### Entries supplied
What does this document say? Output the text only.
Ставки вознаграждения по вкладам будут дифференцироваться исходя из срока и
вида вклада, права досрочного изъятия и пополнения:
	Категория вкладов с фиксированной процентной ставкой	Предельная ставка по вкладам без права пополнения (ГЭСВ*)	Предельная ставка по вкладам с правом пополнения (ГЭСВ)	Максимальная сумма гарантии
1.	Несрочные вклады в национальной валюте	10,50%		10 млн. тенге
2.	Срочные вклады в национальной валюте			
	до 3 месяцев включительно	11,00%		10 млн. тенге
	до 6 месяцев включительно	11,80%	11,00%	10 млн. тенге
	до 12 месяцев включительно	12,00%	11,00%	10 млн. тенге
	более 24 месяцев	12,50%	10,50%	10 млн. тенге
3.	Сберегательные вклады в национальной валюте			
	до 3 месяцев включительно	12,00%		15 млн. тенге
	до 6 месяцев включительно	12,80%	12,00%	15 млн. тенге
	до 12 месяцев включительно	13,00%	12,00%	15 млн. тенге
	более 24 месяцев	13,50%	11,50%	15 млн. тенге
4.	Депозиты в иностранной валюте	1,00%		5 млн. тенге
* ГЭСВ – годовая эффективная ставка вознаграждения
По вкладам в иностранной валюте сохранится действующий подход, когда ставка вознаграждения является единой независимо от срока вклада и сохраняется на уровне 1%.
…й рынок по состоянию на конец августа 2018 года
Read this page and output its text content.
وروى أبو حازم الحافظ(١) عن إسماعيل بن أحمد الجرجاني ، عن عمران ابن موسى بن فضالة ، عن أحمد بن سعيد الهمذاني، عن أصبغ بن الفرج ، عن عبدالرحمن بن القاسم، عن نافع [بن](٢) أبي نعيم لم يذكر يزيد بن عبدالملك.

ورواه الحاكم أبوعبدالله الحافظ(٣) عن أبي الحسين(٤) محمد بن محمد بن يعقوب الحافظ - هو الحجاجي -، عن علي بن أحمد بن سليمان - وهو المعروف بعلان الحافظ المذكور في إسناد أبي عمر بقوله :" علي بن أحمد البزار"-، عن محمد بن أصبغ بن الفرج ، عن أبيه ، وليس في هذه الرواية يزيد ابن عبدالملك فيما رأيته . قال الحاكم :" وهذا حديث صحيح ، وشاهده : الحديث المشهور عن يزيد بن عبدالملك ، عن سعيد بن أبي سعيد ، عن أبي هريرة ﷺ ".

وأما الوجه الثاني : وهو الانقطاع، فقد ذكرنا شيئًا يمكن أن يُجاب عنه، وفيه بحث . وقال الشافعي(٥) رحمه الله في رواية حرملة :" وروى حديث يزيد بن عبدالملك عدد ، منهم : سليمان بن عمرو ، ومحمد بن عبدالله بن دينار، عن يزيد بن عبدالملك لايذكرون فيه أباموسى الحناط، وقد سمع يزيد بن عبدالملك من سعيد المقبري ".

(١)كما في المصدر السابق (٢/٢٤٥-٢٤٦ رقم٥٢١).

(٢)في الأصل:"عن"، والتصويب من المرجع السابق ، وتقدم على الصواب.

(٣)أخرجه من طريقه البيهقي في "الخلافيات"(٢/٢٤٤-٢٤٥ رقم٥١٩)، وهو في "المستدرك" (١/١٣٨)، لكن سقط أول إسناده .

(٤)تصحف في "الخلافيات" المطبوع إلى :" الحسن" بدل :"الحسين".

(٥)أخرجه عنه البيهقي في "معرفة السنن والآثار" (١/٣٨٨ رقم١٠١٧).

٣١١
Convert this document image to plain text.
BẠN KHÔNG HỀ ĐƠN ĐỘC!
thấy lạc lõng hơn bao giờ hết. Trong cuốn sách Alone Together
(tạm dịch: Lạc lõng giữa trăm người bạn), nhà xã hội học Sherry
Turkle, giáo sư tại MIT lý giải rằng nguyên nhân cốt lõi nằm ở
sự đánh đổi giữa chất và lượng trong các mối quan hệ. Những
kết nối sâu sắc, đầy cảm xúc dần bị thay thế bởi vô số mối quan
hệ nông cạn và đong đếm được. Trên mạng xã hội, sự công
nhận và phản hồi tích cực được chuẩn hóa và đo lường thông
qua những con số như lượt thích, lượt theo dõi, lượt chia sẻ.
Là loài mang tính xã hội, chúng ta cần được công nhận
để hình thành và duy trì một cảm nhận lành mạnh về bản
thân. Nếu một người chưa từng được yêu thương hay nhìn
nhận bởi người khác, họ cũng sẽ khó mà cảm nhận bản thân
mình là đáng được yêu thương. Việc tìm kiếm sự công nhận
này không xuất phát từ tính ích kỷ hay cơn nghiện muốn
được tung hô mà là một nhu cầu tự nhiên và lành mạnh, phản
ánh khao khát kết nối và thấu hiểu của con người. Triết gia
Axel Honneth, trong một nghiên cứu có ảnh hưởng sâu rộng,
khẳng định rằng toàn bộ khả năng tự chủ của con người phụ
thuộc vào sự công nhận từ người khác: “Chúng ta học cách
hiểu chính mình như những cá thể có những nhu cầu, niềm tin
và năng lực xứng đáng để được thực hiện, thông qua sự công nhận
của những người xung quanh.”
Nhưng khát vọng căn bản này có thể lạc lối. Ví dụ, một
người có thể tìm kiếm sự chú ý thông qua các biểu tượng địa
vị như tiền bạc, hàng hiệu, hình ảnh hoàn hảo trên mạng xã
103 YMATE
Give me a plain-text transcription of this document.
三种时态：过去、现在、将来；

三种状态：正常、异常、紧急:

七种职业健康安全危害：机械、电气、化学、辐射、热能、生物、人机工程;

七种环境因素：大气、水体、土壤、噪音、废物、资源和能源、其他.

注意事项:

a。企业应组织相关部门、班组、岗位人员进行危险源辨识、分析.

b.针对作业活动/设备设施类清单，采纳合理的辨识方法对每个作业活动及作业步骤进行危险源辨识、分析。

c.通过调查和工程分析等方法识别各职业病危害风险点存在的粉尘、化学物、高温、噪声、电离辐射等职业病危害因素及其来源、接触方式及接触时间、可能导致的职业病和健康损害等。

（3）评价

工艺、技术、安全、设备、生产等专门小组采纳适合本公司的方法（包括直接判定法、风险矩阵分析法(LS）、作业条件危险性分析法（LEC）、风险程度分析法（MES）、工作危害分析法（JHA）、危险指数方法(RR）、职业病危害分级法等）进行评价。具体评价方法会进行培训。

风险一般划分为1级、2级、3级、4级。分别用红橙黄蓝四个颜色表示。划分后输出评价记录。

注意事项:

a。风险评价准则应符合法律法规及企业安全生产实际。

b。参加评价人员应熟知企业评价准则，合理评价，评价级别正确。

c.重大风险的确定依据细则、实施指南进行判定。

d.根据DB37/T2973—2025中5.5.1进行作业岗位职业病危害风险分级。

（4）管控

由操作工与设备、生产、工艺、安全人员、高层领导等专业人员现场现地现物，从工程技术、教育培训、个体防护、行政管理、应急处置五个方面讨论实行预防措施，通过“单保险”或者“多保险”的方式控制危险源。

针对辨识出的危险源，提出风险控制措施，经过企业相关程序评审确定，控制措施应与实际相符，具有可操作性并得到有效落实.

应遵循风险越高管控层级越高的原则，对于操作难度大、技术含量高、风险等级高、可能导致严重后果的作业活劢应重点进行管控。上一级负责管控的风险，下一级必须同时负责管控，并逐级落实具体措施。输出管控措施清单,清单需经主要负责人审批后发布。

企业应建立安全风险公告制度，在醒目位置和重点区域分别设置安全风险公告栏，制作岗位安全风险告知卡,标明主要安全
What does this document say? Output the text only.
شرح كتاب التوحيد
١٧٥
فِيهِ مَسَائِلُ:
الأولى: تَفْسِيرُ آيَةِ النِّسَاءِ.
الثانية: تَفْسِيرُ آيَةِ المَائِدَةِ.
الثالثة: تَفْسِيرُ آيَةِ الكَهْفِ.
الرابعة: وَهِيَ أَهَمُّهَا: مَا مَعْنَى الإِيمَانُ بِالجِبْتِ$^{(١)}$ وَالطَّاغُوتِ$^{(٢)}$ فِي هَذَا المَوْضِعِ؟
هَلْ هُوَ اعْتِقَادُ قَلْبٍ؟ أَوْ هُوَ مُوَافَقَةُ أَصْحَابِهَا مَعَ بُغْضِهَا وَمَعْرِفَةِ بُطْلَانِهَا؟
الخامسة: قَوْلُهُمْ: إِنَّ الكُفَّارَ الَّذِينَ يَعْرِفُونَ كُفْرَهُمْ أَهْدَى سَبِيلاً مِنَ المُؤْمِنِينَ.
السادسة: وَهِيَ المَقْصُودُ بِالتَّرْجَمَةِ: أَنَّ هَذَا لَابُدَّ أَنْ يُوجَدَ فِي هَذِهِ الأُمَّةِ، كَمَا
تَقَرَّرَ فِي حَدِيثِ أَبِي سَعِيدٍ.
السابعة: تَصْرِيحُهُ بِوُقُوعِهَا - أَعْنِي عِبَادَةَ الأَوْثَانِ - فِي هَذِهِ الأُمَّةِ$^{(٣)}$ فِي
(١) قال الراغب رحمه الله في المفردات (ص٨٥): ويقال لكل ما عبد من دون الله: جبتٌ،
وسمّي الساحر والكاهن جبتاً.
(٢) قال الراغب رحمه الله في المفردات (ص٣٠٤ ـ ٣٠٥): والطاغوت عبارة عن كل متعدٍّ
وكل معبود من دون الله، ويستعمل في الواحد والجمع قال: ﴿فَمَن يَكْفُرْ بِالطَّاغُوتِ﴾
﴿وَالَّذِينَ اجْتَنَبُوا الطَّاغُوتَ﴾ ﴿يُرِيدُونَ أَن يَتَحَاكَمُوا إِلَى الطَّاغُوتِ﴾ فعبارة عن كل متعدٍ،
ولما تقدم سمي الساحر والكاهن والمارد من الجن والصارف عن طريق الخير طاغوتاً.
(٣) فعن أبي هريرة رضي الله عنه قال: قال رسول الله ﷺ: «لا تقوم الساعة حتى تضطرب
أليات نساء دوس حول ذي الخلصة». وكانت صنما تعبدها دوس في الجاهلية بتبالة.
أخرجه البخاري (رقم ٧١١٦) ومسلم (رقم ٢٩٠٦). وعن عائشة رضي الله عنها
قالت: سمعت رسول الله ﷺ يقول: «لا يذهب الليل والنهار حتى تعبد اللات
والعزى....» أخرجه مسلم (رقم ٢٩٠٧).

### Work instructions
Check each line of the records for the word "kiếm" and extract those that contain it.

### Written response
mình là đáng được yêu thương. Việc tìm kiếm sự công nhận
người có thể tìm kiếm sự chú ý thông qua các biểu tượng địa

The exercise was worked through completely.